START Source

Wednesday, December 28, 2011

The Truth About Wealth

By Robert Frank



Who says the rich always get richer?
Despite heated rhetoric emanating from politicians and pundits, the top 1% is hardly a fixed group that enjoys consistent income gains. To the contrary, the wealthiest have become the most crash-prone group in our economy.
Illustration by M.K. Perker
The total income of the top 1%—or those earning more than $343,000 in 2009—fell by more than 30% from 2007, according to the most recent Internal Revenue Service data. By contrast, the average income of the bottom 90% fell less than 3% during the same period.
A November Federal Reserve study, meanwhile, found that a third of the people in the top 1% in 2007, as measured by wealth, were no longer in the top 1% in 2009.
The good news: Despite the turbulent new economics of wealth, there are safeguards that the rich and future rich can deploy to cushion the shocks and mitigate their risks.
The wealthiest have likely recouped some of their sunken fortunes since 2009, along with financial markets. Yet the latest wave of data points to an indisputable trend—we have entered the age of "High-Beta Wealth."
On Wall Street, "beta" measures volatility relative to the overall market; a beta of 1.0 signals alignment with the market. Technology and gambling stocks can have betas of 1.5 or more, since they tend to overshoot the market in cyclical ups and downs. Utilities, by contrast, both rise less and fall less than the overall market and usually have betas below 1.0.
The new rich have become the high-betas of our economy. With their dependence on financial markets, their leverage and their hyperspending, the top 1% have income swings that now are more than twice as high as those of the rest of the population.
A study by Jonathan A. Parker and Annette Vissing-Jorgensen of Northwestern University found that the beta of the top 1% nearly quadrupled between 1982 and 2007 to 2.39. The top 0.01% had a beta of 3.96, making even the riskiest tech stocks look safe by comparison. Economists and wealth managers say the betas of the rich have likely soared even higher in recent months as markets gyrated sharply.
"Being a high-beta in today's environment is different from being a high-beta in the '80s or even the '90s," says Craig Rawlins, president of Harris myCFO Investment Advisory Services, which serves wealthy families. "People are more susceptible to making bad decisions than they've ever been. There is higher risk in the marketplace today, with a lot more volatility."
Lee Hausner, a California-based psychologist who works with the ultrarich, has one client she calls "The Phoenix," a real-estate developer and investor who borrowed and spent heavily. He has surged and crashed twice over the past decade, reaching a net worth of $400 million, losing it, then hitting $200 million and losing it again.

END Source

→ Problem:
Please state the beta that the wealth article gives for the top 0.01%.

START Data listing

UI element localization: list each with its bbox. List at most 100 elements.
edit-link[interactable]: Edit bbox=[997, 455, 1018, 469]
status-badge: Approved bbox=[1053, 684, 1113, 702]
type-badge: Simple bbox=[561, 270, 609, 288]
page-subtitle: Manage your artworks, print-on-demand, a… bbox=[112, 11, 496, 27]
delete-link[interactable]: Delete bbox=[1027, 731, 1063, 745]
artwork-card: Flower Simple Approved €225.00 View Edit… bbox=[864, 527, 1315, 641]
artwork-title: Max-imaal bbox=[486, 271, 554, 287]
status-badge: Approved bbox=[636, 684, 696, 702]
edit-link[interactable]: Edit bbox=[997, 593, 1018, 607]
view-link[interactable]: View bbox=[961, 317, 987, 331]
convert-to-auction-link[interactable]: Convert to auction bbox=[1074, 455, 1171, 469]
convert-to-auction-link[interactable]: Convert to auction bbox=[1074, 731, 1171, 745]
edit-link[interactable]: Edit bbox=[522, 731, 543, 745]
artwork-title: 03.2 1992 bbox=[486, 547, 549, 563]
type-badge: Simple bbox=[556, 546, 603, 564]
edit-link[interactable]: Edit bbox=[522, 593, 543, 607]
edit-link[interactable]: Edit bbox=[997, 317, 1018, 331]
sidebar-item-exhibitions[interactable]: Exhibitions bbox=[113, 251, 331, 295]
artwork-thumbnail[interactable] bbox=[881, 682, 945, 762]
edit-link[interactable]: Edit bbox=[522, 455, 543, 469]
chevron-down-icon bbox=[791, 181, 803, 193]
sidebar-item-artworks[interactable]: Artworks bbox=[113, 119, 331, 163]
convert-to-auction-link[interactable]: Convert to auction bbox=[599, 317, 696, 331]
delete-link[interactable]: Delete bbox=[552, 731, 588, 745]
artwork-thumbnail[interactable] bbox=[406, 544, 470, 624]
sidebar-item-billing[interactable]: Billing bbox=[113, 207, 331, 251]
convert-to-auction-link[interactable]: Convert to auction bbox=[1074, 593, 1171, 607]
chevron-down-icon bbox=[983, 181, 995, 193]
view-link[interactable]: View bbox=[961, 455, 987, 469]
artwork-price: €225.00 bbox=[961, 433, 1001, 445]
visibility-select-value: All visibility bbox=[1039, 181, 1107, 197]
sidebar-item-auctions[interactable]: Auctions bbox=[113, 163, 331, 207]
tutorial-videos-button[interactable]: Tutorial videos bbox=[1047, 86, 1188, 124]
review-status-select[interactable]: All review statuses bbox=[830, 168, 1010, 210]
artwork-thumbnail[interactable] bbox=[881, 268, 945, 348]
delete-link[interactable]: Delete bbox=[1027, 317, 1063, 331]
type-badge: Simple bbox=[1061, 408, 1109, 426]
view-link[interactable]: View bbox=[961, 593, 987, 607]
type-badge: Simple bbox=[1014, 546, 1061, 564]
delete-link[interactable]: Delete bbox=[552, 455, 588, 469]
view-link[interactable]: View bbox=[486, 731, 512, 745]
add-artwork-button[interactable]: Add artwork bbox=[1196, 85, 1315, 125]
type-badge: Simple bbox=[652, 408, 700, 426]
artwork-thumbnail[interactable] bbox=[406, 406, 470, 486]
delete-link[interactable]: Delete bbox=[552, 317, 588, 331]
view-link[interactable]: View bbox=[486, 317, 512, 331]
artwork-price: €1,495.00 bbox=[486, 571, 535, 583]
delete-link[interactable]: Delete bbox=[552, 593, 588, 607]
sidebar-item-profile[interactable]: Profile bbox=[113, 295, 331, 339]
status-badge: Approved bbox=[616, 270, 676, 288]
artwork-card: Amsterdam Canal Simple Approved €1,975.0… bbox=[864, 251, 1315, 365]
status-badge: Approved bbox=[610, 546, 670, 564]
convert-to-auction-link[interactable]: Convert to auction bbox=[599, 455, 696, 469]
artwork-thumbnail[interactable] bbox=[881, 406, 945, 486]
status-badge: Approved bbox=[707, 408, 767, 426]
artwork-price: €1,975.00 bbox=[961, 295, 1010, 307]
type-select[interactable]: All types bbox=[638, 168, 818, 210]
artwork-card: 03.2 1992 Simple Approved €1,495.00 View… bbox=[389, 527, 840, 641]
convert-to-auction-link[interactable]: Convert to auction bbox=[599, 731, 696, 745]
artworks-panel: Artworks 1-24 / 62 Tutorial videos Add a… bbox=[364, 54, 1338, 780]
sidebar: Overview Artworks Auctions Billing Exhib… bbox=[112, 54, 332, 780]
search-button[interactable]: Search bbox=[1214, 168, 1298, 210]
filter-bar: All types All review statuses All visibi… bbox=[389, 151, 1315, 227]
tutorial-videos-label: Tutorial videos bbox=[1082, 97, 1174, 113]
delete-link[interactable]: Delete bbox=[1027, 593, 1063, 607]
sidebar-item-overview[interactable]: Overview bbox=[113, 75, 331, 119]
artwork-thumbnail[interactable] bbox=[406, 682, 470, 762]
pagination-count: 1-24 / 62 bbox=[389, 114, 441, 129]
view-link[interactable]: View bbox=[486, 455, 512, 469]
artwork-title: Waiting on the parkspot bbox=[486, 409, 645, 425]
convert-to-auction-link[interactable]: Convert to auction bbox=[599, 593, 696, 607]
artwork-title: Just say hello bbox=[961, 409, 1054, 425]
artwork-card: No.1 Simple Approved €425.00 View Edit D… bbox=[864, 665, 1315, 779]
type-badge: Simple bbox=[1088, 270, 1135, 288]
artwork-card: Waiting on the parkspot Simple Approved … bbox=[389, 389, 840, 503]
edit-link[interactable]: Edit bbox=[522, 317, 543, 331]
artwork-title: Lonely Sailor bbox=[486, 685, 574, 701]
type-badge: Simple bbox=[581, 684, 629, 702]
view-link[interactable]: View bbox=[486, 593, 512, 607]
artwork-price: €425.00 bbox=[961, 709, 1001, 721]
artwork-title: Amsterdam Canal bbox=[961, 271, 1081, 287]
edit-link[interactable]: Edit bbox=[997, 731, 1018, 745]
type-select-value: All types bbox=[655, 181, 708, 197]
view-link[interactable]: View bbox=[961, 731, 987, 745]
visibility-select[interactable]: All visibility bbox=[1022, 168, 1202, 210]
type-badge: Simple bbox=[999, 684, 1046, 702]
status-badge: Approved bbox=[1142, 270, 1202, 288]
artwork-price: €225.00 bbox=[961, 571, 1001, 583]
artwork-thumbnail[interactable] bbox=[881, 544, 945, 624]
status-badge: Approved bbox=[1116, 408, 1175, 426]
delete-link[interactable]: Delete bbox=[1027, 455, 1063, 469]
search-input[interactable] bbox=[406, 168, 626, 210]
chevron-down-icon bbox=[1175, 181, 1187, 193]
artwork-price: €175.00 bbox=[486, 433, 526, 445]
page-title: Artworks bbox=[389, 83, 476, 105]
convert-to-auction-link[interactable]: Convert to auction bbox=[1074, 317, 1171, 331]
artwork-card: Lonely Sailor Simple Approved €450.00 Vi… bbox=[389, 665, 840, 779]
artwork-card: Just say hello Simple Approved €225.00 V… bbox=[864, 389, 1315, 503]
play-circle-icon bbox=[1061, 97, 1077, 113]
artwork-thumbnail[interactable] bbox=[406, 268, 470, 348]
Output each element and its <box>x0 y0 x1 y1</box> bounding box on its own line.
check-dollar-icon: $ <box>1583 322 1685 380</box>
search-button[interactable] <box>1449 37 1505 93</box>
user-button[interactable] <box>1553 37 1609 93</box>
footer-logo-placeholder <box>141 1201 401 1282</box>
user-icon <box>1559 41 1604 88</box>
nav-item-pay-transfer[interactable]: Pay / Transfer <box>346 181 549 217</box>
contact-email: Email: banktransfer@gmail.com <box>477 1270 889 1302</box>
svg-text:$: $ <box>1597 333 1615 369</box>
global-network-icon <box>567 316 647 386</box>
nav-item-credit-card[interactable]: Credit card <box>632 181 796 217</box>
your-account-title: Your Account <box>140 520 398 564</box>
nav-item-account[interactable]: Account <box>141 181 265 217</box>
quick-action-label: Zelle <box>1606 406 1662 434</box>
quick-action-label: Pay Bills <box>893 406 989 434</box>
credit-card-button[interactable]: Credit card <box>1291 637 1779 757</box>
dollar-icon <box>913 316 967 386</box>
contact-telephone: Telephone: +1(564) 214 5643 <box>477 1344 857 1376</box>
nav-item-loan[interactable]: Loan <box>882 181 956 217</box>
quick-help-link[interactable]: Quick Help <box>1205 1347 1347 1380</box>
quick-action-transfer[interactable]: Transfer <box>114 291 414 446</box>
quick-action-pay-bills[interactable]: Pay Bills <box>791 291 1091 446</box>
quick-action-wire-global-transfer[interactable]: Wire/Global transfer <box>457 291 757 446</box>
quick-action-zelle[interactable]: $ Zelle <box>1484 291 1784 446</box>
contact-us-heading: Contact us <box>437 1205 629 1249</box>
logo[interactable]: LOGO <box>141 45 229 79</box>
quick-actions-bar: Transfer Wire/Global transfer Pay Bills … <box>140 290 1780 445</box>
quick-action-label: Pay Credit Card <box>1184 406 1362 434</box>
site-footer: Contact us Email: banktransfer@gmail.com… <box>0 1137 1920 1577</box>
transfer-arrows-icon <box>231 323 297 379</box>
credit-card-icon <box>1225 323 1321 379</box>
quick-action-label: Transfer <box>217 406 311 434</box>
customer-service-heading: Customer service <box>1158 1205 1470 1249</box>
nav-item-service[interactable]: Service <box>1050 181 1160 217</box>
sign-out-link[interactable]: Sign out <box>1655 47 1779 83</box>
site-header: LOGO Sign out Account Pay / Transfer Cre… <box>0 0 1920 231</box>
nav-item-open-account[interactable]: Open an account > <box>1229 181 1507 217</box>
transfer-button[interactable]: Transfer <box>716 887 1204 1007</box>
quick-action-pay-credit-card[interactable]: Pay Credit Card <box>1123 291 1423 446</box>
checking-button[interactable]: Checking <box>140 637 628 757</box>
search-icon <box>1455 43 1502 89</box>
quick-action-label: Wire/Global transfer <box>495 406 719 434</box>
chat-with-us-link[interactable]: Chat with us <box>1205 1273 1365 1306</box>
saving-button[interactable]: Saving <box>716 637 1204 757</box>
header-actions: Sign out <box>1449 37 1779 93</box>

END Data listing

→ Final result:
3.96